▶ _Provided records_
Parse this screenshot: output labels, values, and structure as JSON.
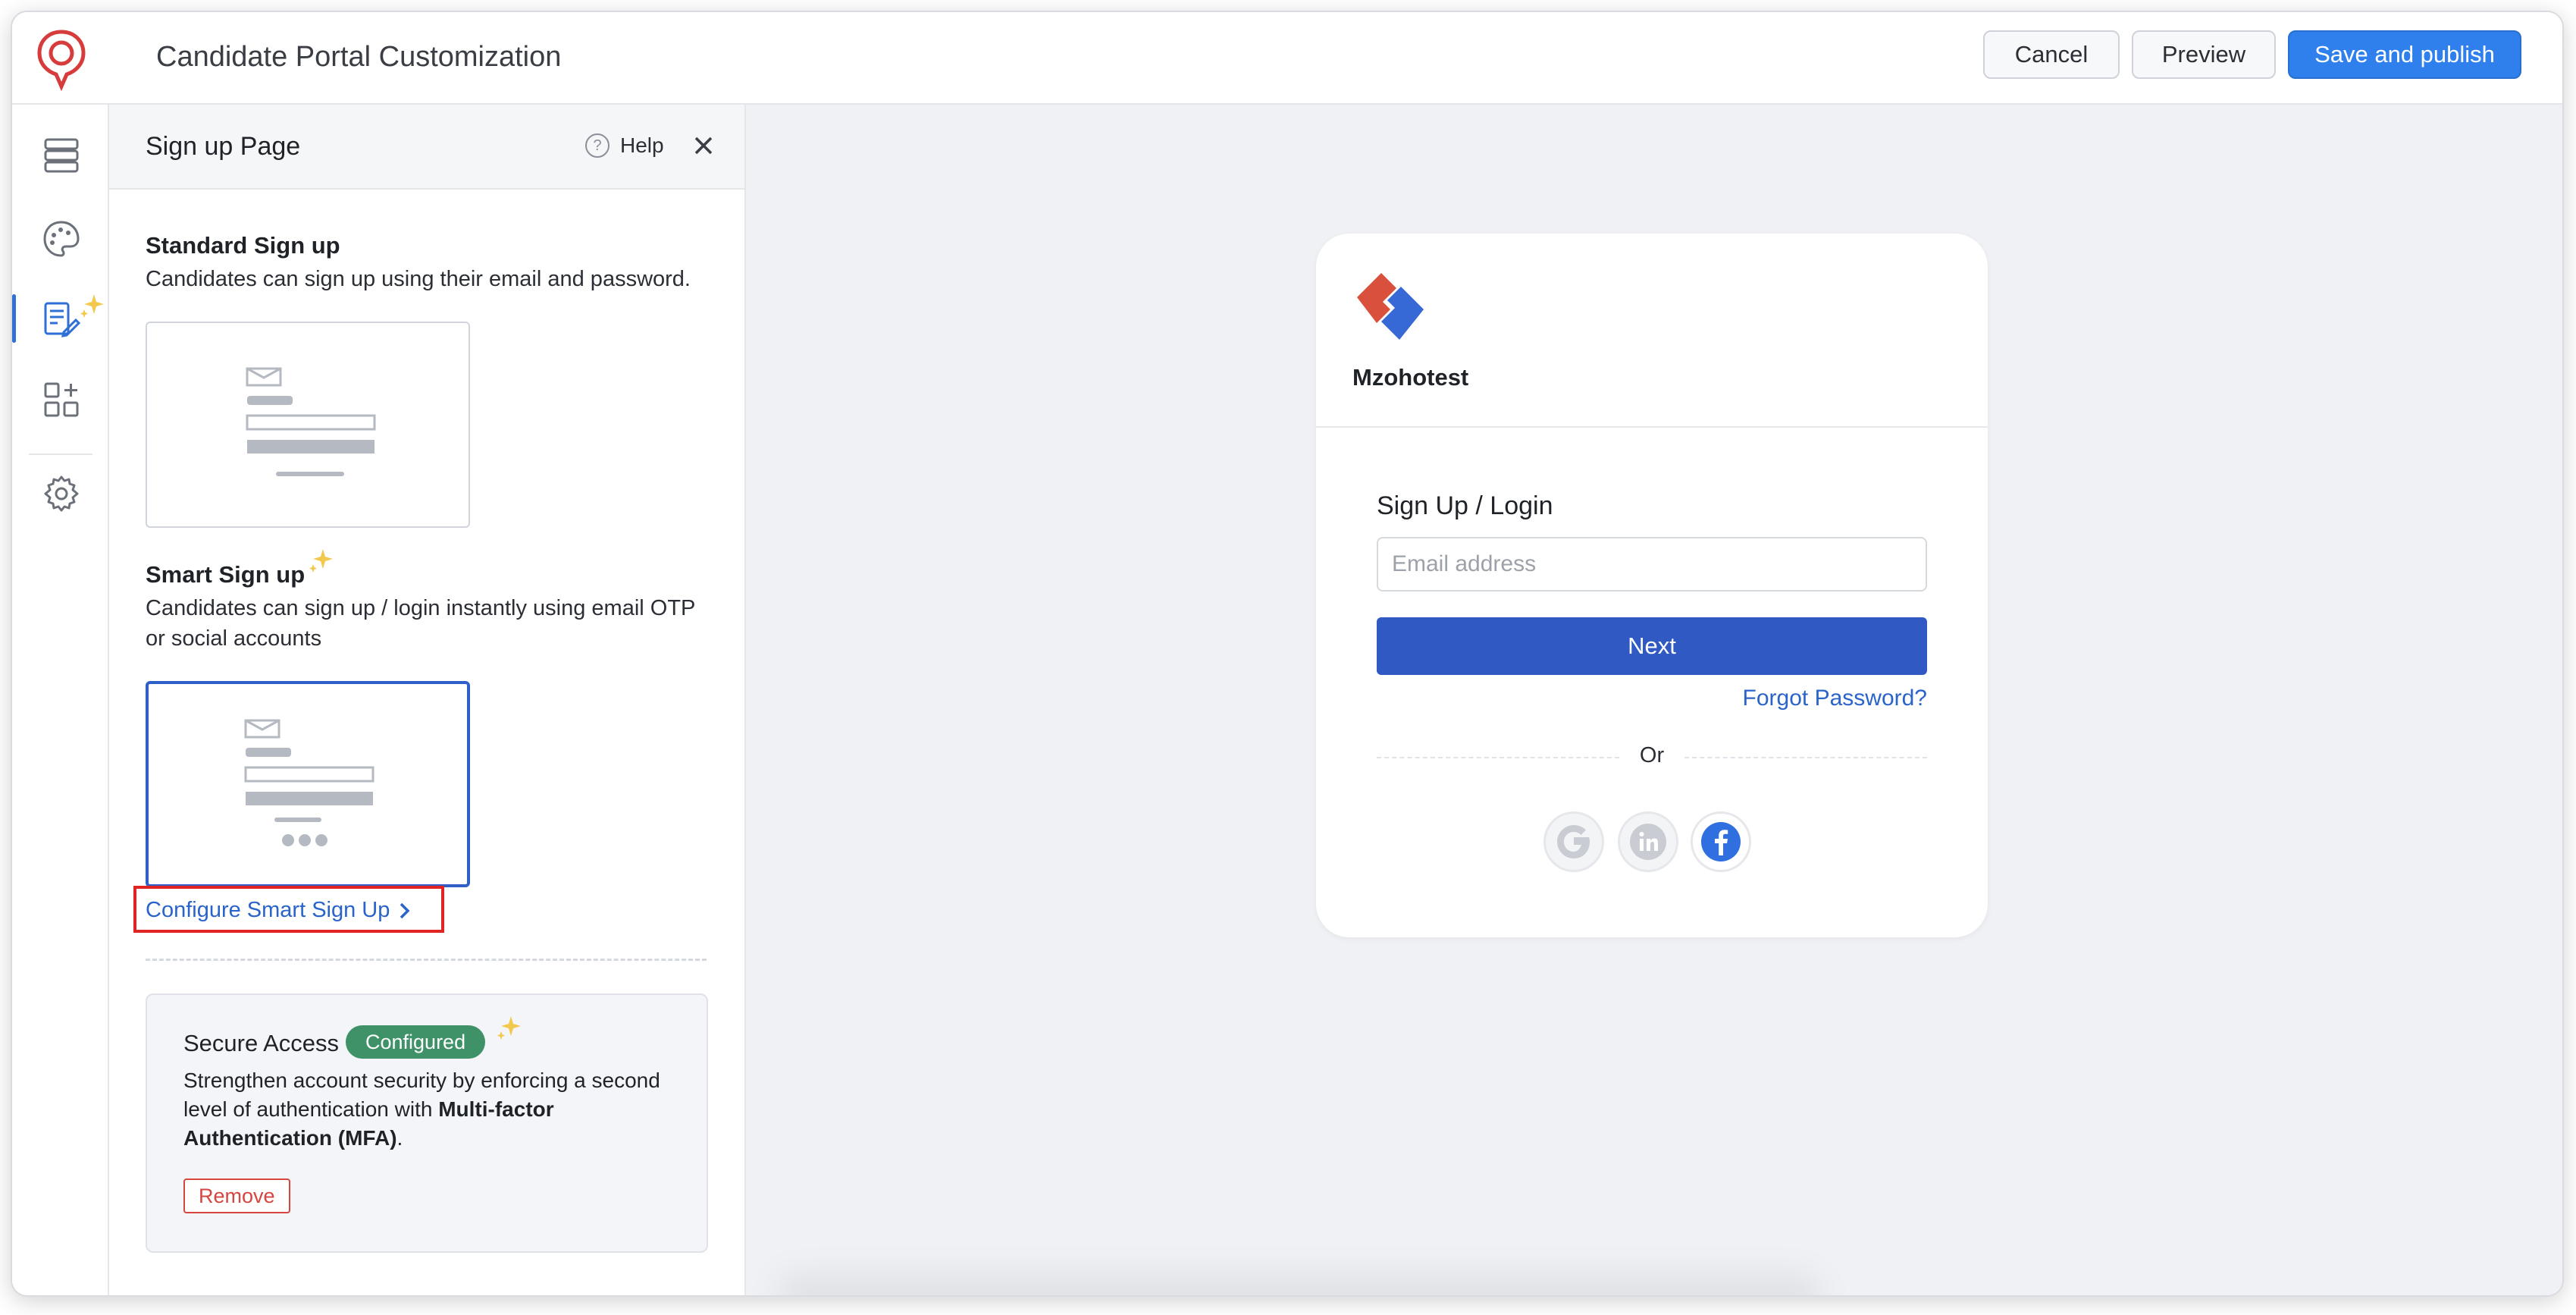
{
  "header": {
    "title": "Candidate Portal Customization",
    "cancel_label": "Cancel",
    "preview_label": "Preview",
    "save_label": "Save and publish"
  },
  "rail": {
    "items": [
      "layout-icon",
      "palette-icon",
      "form-edit-icon",
      "widgets-add-icon",
      "gear-icon"
    ],
    "active_index": 2
  },
  "panel": {
    "title": "Sign up Page",
    "help_label": "Help",
    "help_glyph": "?",
    "standard": {
      "title": "Standard Sign up",
      "description": "Candidates can sign up using their email and password."
    },
    "smart": {
      "title": "Smart Sign up",
      "description": "Candidates can sign up / login instantly using email OTP or social accounts",
      "configure_link": "Configure Smart Sign Up"
    },
    "secure": {
      "title": "Secure Access",
      "badge": "Configured",
      "desc_part1": "Strengthen account security by enforcing a second level of authentication with ",
      "desc_bold": "Multi-factor Authentication (MFA)",
      "desc_part2": ".",
      "remove_label": "Remove"
    }
  },
  "preview": {
    "brand_name": "Mzohotest",
    "login_title": "Sign Up / Login",
    "email_placeholder": "Email address",
    "next_label": "Next",
    "forgot_label": "Forgot Password?",
    "or_label": "Or",
    "social": [
      "google-icon",
      "linkedin-icon",
      "facebook-icon"
    ]
  },
  "colors": {
    "primary": "#2f80ed",
    "next_button": "#3059c4",
    "link": "#2a63c9",
    "badge": "#3f9168",
    "remove": "#d64540",
    "highlight_box": "#e02424",
    "sparkle": "#f2c94c"
  }
}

▶ _Problem details_
Pictures in the records should not appear in your copy, but everything else must be transcribed exactly.

▶ _Answer_
Parse this screenshot: output labels, values, and structure as JSON.
{
  "header": {
    "title": "Candidate Portal Customization",
    "cancel_label": "Cancel",
    "preview_label": "Preview",
    "save_label": "Save and publish"
  },
  "rail": {
    "items": [
      "layout-icon",
      "palette-icon",
      "form-edit-icon",
      "widgets-add-icon",
      "gear-icon"
    ],
    "active_index": 2
  },
  "panel": {
    "title": "Sign up Page",
    "help_label": "Help",
    "help_glyph": "?",
    "standard": {
      "title": "Standard Sign up",
      "description": "Candidates can sign up using their email and password."
    },
    "smart": {
      "title": "Smart Sign up",
      "description": "Candidates can sign up / login instantly using email OTP or social accounts",
      "configure_link": "Configure Smart Sign Up"
    },
    "secure": {
      "title": "Secure Access",
      "badge": "Configured",
      "desc_part1": "Strengthen account security by enforcing a second level of authentication with ",
      "desc_bold": "Multi-factor Authentication (MFA)",
      "desc_part2": ".",
      "remove_label": "Remove"
    }
  },
  "preview": {
    "brand_name": "Mzohotest",
    "login_title": "Sign Up / Login",
    "email_placeholder": "Email address",
    "next_label": "Next",
    "forgot_label": "Forgot Password?",
    "or_label": "Or",
    "social": [
      "google-icon",
      "linkedin-icon",
      "facebook-icon"
    ]
  },
  "colors": {
    "primary": "#2f80ed",
    "next_button": "#3059c4",
    "link": "#2a63c9",
    "badge": "#3f9168",
    "remove": "#d64540",
    "highlight_box": "#e02424",
    "sparkle": "#f2c94c"
  }
}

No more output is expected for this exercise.